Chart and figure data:

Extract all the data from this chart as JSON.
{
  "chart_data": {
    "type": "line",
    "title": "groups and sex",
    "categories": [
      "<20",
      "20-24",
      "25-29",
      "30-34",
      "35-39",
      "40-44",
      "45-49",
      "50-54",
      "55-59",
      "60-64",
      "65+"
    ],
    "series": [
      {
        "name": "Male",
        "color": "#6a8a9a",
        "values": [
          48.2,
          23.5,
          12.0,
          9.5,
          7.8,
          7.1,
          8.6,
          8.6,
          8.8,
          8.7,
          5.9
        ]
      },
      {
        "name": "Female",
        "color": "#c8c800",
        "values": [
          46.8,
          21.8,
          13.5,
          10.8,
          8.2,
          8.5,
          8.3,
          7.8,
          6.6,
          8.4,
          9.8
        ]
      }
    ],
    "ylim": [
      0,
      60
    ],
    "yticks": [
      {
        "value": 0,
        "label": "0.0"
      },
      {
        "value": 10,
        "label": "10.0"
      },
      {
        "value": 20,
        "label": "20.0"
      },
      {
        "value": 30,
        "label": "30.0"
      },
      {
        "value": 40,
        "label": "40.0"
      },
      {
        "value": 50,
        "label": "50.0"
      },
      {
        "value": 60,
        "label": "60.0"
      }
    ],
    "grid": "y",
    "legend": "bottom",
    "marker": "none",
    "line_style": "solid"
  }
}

● **THE REQUEST**
Extract the complete data, matching each line exactly.

● **SOLUTION TO THE PROBLEM**
Extract all the data from this chart as JSON.
{
  "chart_data": {
    "type": "line",
    "title": "groups and sex",
    "categories": [
      "<20",
      "20-24",
      "25-29",
      "30-34",
      "35-39",
      "40-44",
      "45-49",
      "50-54",
      "55-59",
      "60-64",
      "65+"
    ],
    "series": [
      {
        "name": "Male",
        "color": "#6a8a9a",
        "values": [
          48.2,
          23.5,
          12.0,
          9.5,
          7.8,
          7.1,
          8.6,
          8.6,
          8.8,
          8.7,
          5.9
        ]
      },
      {
        "name": "Female",
        "color": "#c8c800",
        "values": [
          46.8,
          21.8,
          13.5,
          10.8,
          8.2,
          8.5,
          8.3,
          7.8,
          6.6,
          8.4,
          9.8
        ]
      }
    ],
    "ylim": [
      0,
      60
    ],
    "yticks": [
      {
        "value": 0,
        "label": "0.0"
      },
      {
        "value": 10,
        "label": "10.0"
      },
      {
        "value": 20,
        "label": "20.0"
      },
      {
        "value": 30,
        "label": "30.0"
      },
      {
        "value": 40,
        "label": "40.0"
      },
      {
        "value": 50,
        "label": "50.0"
      },
      {
        "value": 60,
        "label": "60.0"
      }
    ],
    "grid": "y",
    "legend": "bottom",
    "marker": "none",
    "line_style": "solid"
  }
}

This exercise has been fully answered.